Given exercise
Compute how many lines in the entries below contain "detail", and output nothing but the number.
------------------------------------------------
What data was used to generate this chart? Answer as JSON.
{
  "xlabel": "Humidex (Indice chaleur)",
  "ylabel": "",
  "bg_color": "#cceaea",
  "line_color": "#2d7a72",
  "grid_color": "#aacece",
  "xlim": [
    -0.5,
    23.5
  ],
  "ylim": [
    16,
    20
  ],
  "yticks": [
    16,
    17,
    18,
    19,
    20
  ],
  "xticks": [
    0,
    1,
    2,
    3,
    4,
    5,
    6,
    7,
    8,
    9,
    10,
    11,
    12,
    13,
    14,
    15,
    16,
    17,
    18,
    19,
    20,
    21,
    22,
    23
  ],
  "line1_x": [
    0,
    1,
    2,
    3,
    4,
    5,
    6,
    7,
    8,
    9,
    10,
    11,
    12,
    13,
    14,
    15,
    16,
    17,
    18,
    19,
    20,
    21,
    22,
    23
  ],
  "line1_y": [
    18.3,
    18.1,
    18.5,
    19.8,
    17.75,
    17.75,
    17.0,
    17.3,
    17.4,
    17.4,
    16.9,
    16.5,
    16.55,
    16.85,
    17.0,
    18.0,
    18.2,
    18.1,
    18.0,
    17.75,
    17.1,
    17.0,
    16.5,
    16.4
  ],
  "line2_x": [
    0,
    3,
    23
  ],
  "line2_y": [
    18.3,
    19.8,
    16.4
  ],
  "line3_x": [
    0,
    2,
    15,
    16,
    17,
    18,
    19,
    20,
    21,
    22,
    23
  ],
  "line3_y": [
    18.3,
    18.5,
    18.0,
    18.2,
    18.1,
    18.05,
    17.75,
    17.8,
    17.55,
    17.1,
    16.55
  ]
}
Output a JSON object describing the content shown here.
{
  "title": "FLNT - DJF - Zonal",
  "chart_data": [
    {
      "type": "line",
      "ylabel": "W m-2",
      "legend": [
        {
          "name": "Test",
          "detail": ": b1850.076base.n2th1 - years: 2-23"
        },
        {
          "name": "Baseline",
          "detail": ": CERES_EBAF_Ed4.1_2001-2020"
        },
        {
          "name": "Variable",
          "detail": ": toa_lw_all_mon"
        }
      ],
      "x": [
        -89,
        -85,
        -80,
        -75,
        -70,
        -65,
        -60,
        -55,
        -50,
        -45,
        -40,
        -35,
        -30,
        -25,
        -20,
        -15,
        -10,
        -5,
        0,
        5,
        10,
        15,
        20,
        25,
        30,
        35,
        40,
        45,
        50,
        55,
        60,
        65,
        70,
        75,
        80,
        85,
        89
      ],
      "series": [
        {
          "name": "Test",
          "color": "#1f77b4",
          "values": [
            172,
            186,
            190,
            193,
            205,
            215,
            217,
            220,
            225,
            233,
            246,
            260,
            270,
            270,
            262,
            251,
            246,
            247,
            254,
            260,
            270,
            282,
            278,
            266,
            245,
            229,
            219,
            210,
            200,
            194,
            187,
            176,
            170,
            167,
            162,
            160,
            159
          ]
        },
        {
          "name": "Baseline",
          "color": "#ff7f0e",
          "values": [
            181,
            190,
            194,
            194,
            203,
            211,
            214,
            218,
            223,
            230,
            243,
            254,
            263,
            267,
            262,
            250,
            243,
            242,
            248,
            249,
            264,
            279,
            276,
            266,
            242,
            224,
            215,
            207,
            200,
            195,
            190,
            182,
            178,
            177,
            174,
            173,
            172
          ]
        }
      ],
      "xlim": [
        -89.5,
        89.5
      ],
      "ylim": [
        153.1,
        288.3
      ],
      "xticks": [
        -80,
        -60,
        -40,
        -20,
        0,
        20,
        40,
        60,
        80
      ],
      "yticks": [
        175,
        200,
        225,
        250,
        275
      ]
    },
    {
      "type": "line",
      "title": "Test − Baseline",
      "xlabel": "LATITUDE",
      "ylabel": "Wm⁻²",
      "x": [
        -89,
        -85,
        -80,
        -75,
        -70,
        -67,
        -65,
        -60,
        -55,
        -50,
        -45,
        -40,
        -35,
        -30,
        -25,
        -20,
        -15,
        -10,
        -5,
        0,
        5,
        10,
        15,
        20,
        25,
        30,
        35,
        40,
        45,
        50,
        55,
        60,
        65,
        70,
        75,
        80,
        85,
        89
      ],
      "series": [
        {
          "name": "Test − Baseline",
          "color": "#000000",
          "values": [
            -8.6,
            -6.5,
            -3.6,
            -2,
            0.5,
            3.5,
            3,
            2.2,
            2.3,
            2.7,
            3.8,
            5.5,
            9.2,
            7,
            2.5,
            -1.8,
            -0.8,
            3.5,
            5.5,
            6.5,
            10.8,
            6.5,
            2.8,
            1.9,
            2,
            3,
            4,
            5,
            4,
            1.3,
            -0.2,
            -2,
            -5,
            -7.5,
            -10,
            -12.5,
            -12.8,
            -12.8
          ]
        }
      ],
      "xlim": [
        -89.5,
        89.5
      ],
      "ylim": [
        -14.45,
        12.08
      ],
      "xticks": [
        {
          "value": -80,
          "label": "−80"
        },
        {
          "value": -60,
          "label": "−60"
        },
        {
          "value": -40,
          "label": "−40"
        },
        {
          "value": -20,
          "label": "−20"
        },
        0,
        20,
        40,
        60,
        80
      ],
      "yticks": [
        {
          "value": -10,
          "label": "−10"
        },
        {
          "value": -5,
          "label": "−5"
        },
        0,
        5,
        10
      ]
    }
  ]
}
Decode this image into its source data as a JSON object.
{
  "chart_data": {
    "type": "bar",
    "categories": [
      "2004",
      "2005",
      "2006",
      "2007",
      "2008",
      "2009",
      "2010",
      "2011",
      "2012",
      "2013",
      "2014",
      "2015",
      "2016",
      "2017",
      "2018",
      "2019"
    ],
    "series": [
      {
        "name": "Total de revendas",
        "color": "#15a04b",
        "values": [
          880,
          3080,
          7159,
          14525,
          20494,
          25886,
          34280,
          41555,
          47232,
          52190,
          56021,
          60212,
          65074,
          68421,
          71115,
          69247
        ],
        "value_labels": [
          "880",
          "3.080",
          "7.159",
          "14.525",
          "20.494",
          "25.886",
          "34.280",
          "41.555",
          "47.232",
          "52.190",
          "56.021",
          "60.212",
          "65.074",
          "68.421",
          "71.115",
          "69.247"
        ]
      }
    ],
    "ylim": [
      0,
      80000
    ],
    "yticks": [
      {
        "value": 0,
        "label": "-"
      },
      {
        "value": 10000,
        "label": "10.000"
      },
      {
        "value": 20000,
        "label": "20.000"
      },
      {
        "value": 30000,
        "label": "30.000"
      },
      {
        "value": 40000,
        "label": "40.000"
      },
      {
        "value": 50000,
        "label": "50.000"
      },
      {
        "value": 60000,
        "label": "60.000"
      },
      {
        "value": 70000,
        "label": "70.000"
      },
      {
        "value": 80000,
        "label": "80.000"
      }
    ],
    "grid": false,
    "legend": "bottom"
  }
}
------------------------------------------------
Answer in full
3